Exercise brief:
Output each line exactly as it appears, skipping any embedded picture.

[Stored entries]

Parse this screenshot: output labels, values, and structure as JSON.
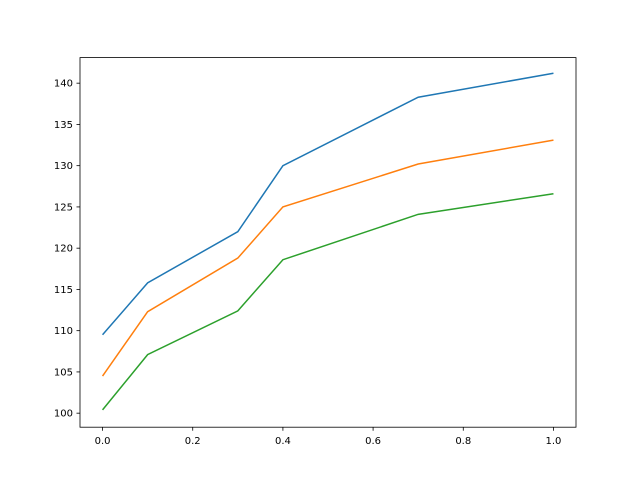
{
  "chart_data": {
    "type": "line",
    "x": [
      0,
      0.1,
      0.3,
      0.4,
      0.7,
      1.0
    ],
    "series": [
      {
        "color": "#1f77b4",
        "values": [
          109.5,
          115.8,
          122.0,
          130.0,
          138.3,
          141.2
        ]
      },
      {
        "color": "#ff7f0e",
        "values": [
          104.5,
          112.3,
          118.8,
          125.0,
          130.2,
          133.1
        ]
      },
      {
        "color": "#2ca02c",
        "values": [
          100.4,
          107.1,
          112.4,
          118.6,
          124.1,
          126.6
        ]
      }
    ],
    "xlim": [
      -0.05,
      1.05
    ],
    "ylim": [
      98.3,
      143.1
    ],
    "xticks": [
      {
        "value": 0,
        "label": "0.0"
      },
      {
        "value": 0.2,
        "label": "0.2"
      },
      {
        "value": 0.4,
        "label": "0.4"
      },
      {
        "value": 0.6,
        "label": "0.6"
      },
      {
        "value": 0.8,
        "label": "0.8"
      },
      {
        "value": 1.0,
        "label": "1.0"
      }
    ],
    "yticks": [
      100,
      105,
      110,
      115,
      120,
      125,
      130,
      135,
      140
    ],
    "grid": false
  }
}
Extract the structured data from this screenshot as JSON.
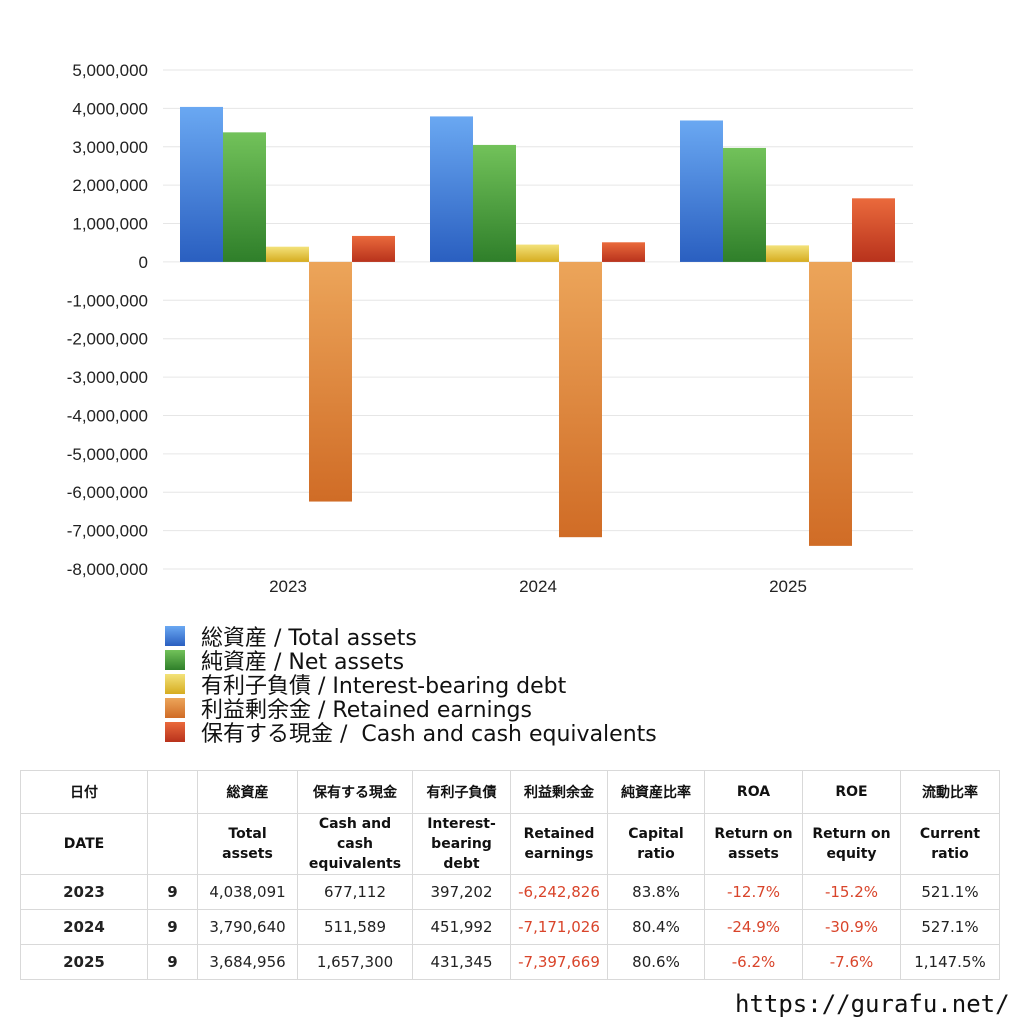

Task output:
Parse this screenshot: output labels, values, and structure as JSON.
{
  "chart_data": {
    "type": "line",
    "x": [
      0,
      0.1,
      0.3,
      0.4,
      0.7,
      1.0
    ],
    "series": [
      {
        "color": "#1f77b4",
        "values": [
          109.5,
          115.8,
          122.0,
          130.0,
          138.3,
          141.2
        ]
      },
      {
        "color": "#ff7f0e",
        "values": [
          104.5,
          112.3,
          118.8,
          125.0,
          130.2,
          133.1
        ]
      },
      {
        "color": "#2ca02c",
        "values": [
          100.4,
          107.1,
          112.4,
          118.6,
          124.1,
          126.6
        ]
      }
    ],
    "xlim": [
      -0.05,
      1.05
    ],
    "ylim": [
      98.3,
      143.1
    ],
    "xticks": [
      {
        "value": 0,
        "label": "0.0"
      },
      {
        "value": 0.2,
        "label": "0.2"
      },
      {
        "value": 0.4,
        "label": "0.4"
      },
      {
        "value": 0.6,
        "label": "0.6"
      },
      {
        "value": 0.8,
        "label": "0.8"
      },
      {
        "value": 1.0,
        "label": "1.0"
      }
    ],
    "yticks": [
      100,
      105,
      110,
      115,
      120,
      125,
      130,
      135,
      140
    ],
    "grid": false
  }
}
Extract the structured data from this screenshot as JSON.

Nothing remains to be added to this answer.